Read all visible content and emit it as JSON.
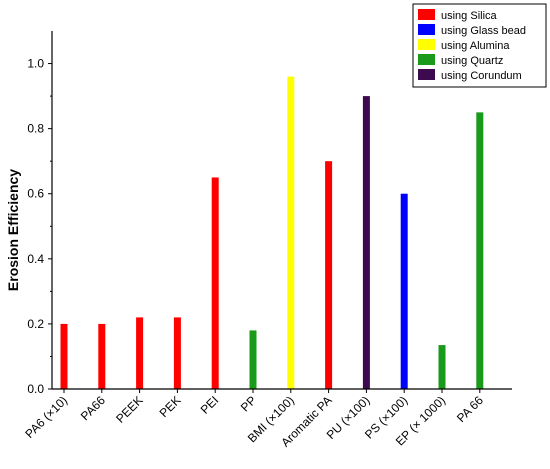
{
  "chart_data": {
    "type": "bar",
    "ylabel": "Erosion Efficiency",
    "xlabel": "",
    "title": "",
    "ylim": [
      0,
      1.1
    ],
    "yticks": [
      0.0,
      0.2,
      0.4,
      0.6,
      0.8,
      1.0
    ],
    "ytick_labels": [
      "0.0",
      "0.2",
      "0.4",
      "0.6",
      "0.8",
      "1.0"
    ],
    "grid": false,
    "legend_position": "top-right",
    "categories": [
      "PA6 (×10)",
      "PA66",
      "PEEK",
      "PEK",
      "PEI",
      "PP",
      "BMI (×100)",
      "Aromatic PA",
      "PU (×100)",
      "PS (×100)",
      "EP (× 1000)",
      "PA 66"
    ],
    "series": [
      {
        "name": "using Silica",
        "color": "#ff0000",
        "values": [
          0.2,
          0.2,
          0.22,
          0.22,
          0.65,
          null,
          null,
          0.7,
          null,
          null,
          null,
          null
        ]
      },
      {
        "name": "using Glass bead",
        "color": "#0000ff",
        "values": [
          null,
          null,
          null,
          null,
          null,
          null,
          null,
          null,
          null,
          0.6,
          null,
          null
        ]
      },
      {
        "name": "using Alumina",
        "color": "#ffff00",
        "values": [
          null,
          null,
          null,
          null,
          null,
          null,
          0.96,
          null,
          null,
          null,
          null,
          null
        ]
      },
      {
        "name": "using Quartz",
        "color": "#1a9a1a",
        "values": [
          null,
          null,
          null,
          null,
          null,
          0.18,
          null,
          null,
          null,
          null,
          0.135,
          0.85
        ]
      },
      {
        "name": "using Corundum",
        "color": "#3d0a4f",
        "values": [
          null,
          null,
          null,
          null,
          null,
          null,
          null,
          null,
          0.9,
          null,
          null,
          null
        ]
      }
    ]
  }
}
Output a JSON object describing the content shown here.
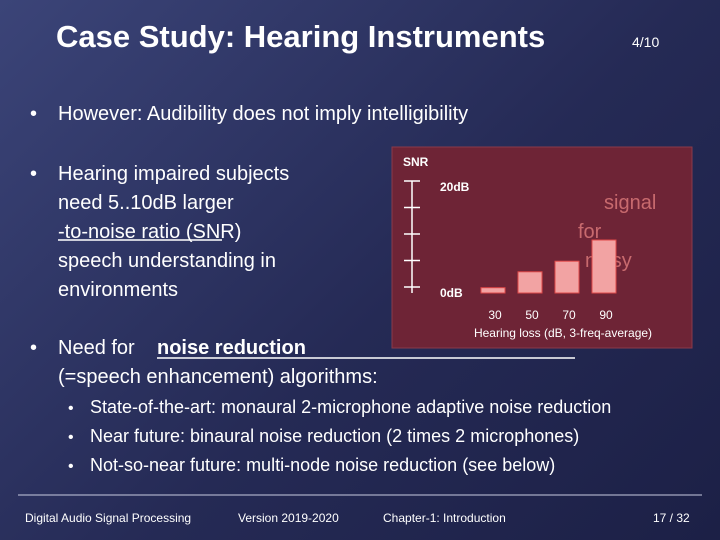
{
  "header": {
    "title": "Case Study: Hearing Instruments",
    "page": "4/10"
  },
  "bullets": {
    "first": "However: Audibility does not imply intelligibility",
    "second": {
      "lines": [
        "Hearing impaired subjects",
        "need 5..10dB larger",
        "-to-noise ratio (SNR)",
        "speech  understanding in",
        "environments"
      ],
      "hidden": [
        "signal",
        "for",
        "noisy"
      ]
    },
    "third": {
      "lead": "Need for",
      "emphasis": "noise reduction",
      "line2": "(=speech enhancement) algorithms:"
    },
    "sub": [
      "State-of-the-art: monaural 2-microphone adaptive noise reduction",
      "Near future: binaural noise reduction (2 times 2 microphones)",
      "Not-so-near future: multi-node noise reduction (see below)"
    ]
  },
  "chart": {
    "type": "bar",
    "ylabel": "SNR",
    "xlabel": "Hearing loss (dB, 3-freq-average)",
    "categories": [
      "30",
      "50",
      "70",
      "90"
    ],
    "values": [
      1,
      4,
      6,
      10
    ],
    "color": "#f2a3a3",
    "ylim": [
      0,
      20
    ],
    "yticks": [
      {
        "value": 0,
        "label": "0dB"
      },
      {
        "value": 20,
        "label": "20dB"
      }
    ],
    "yminor": [
      5,
      10,
      15
    ]
  },
  "footer": {
    "course": "Digital Audio Signal Processing",
    "version": "Version 2019-2020",
    "chapter": "Chapter-1: Introduction",
    "slide": "17 / 32"
  }
}
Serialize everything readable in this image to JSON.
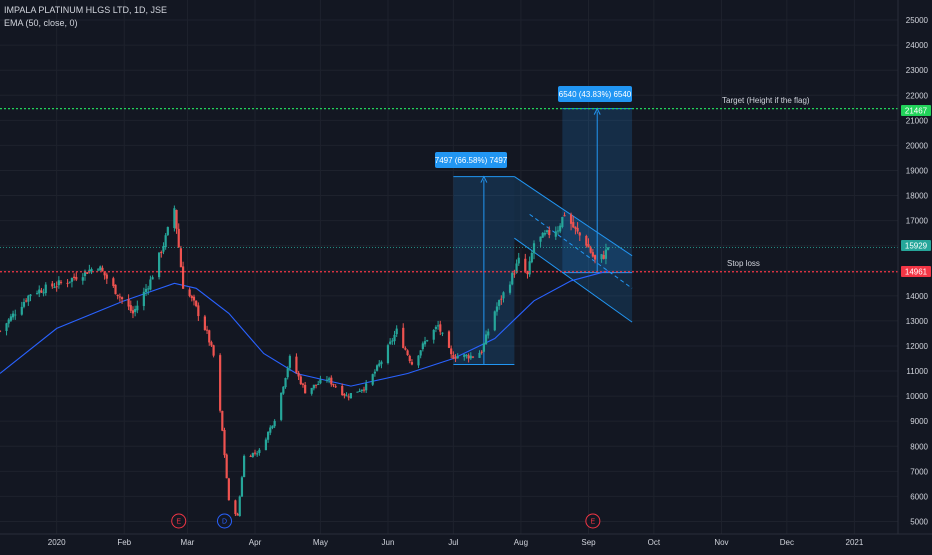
{
  "header": {
    "symbol_line": "IMPALA PLATINUM HLGS LTD, 1D, JSE",
    "indicator_line": "EMA (50, close, 0)"
  },
  "colors": {
    "background": "#131722",
    "up": "#26a69a",
    "down": "#ef5350",
    "ema": "#2962ff",
    "target": "#22d35a",
    "stop": "#f23645",
    "price": "#26a69a",
    "measure": "#2196f3"
  },
  "annotations": {
    "target_label": "Target (Height if the flag)",
    "stop_label": "Stop loss",
    "measure1_label": "7497 (66.58%) 7497",
    "measure2_label": "6540 (43.83%) 6540"
  },
  "price_tags": {
    "target": "21467",
    "current": "15929",
    "stop": "14961"
  },
  "events": [
    {
      "label": "E",
      "date": "2020-02-26",
      "kind": "earnings"
    },
    {
      "label": "D",
      "date": "2020-03-18",
      "kind": "dividend"
    },
    {
      "label": "E",
      "date": "2020-09-03",
      "kind": "earnings"
    }
  ],
  "chart_data": {
    "type": "candlestick",
    "title": "IMPALA PLATINUM HLGS LTD, 1D, JSE",
    "xlabel": "",
    "ylabel": "",
    "x_range": [
      "2019-12-06",
      "2021-01-21"
    ],
    "ylim": [
      4500,
      25800
    ],
    "y_ticks": [
      5000,
      6000,
      7000,
      8000,
      9000,
      10000,
      11000,
      12000,
      13000,
      14000,
      15000,
      16000,
      17000,
      18000,
      19000,
      20000,
      21000,
      22000,
      23000,
      24000,
      25000
    ],
    "x_ticks": [
      {
        "label": "2020",
        "date": "2020-01-01"
      },
      {
        "label": "Feb",
        "date": "2020-02-01"
      },
      {
        "label": "Mar",
        "date": "2020-03-01"
      },
      {
        "label": "Apr",
        "date": "2020-04-01"
      },
      {
        "label": "May",
        "date": "2020-05-01"
      },
      {
        "label": "Jun",
        "date": "2020-06-01"
      },
      {
        "label": "Jul",
        "date": "2020-07-01"
      },
      {
        "label": "Aug",
        "date": "2020-08-01"
      },
      {
        "label": "Sep",
        "date": "2020-09-01"
      },
      {
        "label": "Oct",
        "date": "2020-10-01"
      },
      {
        "label": "Nov",
        "date": "2020-11-01"
      },
      {
        "label": "Dec",
        "date": "2020-12-01"
      },
      {
        "label": "2021",
        "date": "2021-01-01"
      }
    ],
    "price_anchors": [
      {
        "date": "2019-12-06",
        "close": 12600
      },
      {
        "date": "2019-12-20",
        "close": 14100
      },
      {
        "date": "2020-01-06",
        "close": 14600
      },
      {
        "date": "2020-01-20",
        "close": 15200
      },
      {
        "date": "2020-01-28",
        "close": 14200
      },
      {
        "date": "2020-02-05",
        "close": 13300
      },
      {
        "date": "2020-02-13",
        "close": 14600
      },
      {
        "date": "2020-02-20",
        "close": 16300
      },
      {
        "date": "2020-02-24",
        "close": 17500
      },
      {
        "date": "2020-02-28",
        "close": 14400
      },
      {
        "date": "2020-03-04",
        "close": 13700
      },
      {
        "date": "2020-03-10",
        "close": 12500
      },
      {
        "date": "2020-03-13",
        "close": 11600
      },
      {
        "date": "2020-03-17",
        "close": 8600
      },
      {
        "date": "2020-03-20",
        "close": 5800
      },
      {
        "date": "2020-03-24",
        "close": 5200
      },
      {
        "date": "2020-03-27",
        "close": 7600
      },
      {
        "date": "2020-04-03",
        "close": 7800
      },
      {
        "date": "2020-04-10",
        "close": 9100
      },
      {
        "date": "2020-04-17",
        "close": 11500
      },
      {
        "date": "2020-04-24",
        "close": 10200
      },
      {
        "date": "2020-05-04",
        "close": 10700
      },
      {
        "date": "2020-05-13",
        "close": 10000
      },
      {
        "date": "2020-05-22",
        "close": 10400
      },
      {
        "date": "2020-05-29",
        "close": 11400
      },
      {
        "date": "2020-06-05",
        "close": 12600
      },
      {
        "date": "2020-06-12",
        "close": 11300
      },
      {
        "date": "2020-06-19",
        "close": 12300
      },
      {
        "date": "2020-06-24",
        "close": 12800
      },
      {
        "date": "2020-06-30",
        "close": 11600
      },
      {
        "date": "2020-07-10",
        "close": 11600
      },
      {
        "date": "2020-07-14",
        "close": 11800
      },
      {
        "date": "2020-07-20",
        "close": 13400
      },
      {
        "date": "2020-07-27",
        "close": 14600
      },
      {
        "date": "2020-07-31",
        "close": 15400
      },
      {
        "date": "2020-08-04",
        "close": 14800
      },
      {
        "date": "2020-08-07",
        "close": 16100
      },
      {
        "date": "2020-08-12",
        "close": 16400
      },
      {
        "date": "2020-08-18",
        "close": 16700
      },
      {
        "date": "2020-08-21",
        "close": 17300
      },
      {
        "date": "2020-08-26",
        "close": 16600
      },
      {
        "date": "2020-08-31",
        "close": 16100
      },
      {
        "date": "2020-09-04",
        "close": 15400
      },
      {
        "date": "2020-09-08",
        "close": 15600
      },
      {
        "date": "2020-09-10",
        "close": 15929
      }
    ],
    "ema_anchors": [
      {
        "date": "2019-12-06",
        "value": 10900
      },
      {
        "date": "2020-01-01",
        "value": 12700
      },
      {
        "date": "2020-02-01",
        "value": 13800
      },
      {
        "date": "2020-02-24",
        "value": 14500
      },
      {
        "date": "2020-03-05",
        "value": 14300
      },
      {
        "date": "2020-03-20",
        "value": 13300
      },
      {
        "date": "2020-04-05",
        "value": 11700
      },
      {
        "date": "2020-04-20",
        "value": 10900
      },
      {
        "date": "2020-05-15",
        "value": 10400
      },
      {
        "date": "2020-06-10",
        "value": 10900
      },
      {
        "date": "2020-07-01",
        "value": 11500
      },
      {
        "date": "2020-07-20",
        "value": 12300
      },
      {
        "date": "2020-08-07",
        "value": 13800
      },
      {
        "date": "2020-08-24",
        "value": 14600
      },
      {
        "date": "2020-09-10",
        "value": 15000
      }
    ],
    "lines": {
      "target_price": 21467,
      "stop_price": 14961,
      "current_price": 15929
    },
    "measures": [
      {
        "label": "7497 (66.58%) 7497",
        "start_date": "2020-07-01",
        "end_date": "2020-07-29",
        "low": 11260,
        "high": 18757
      },
      {
        "label": "6540 (43.83%) 6540",
        "start_date": "2020-08-20",
        "end_date": "2020-09-21",
        "low": 14927,
        "high": 21467
      }
    ],
    "flag_channel": {
      "upper": [
        {
          "date": "2020-07-29",
          "value": 18757
        },
        {
          "date": "2020-09-21",
          "value": 15600
        }
      ],
      "lower": [
        {
          "date": "2020-07-29",
          "value": 16300
        },
        {
          "date": "2020-09-21",
          "value": 12950
        }
      ],
      "mid": [
        {
          "date": "2020-08-05",
          "value": 17250
        },
        {
          "date": "2020-09-21",
          "value": 14300
        }
      ]
    }
  }
}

> [Given instruction]: Say how many lines of the data include the word "speech". Respond with the number alone.

> [Correct result]: 2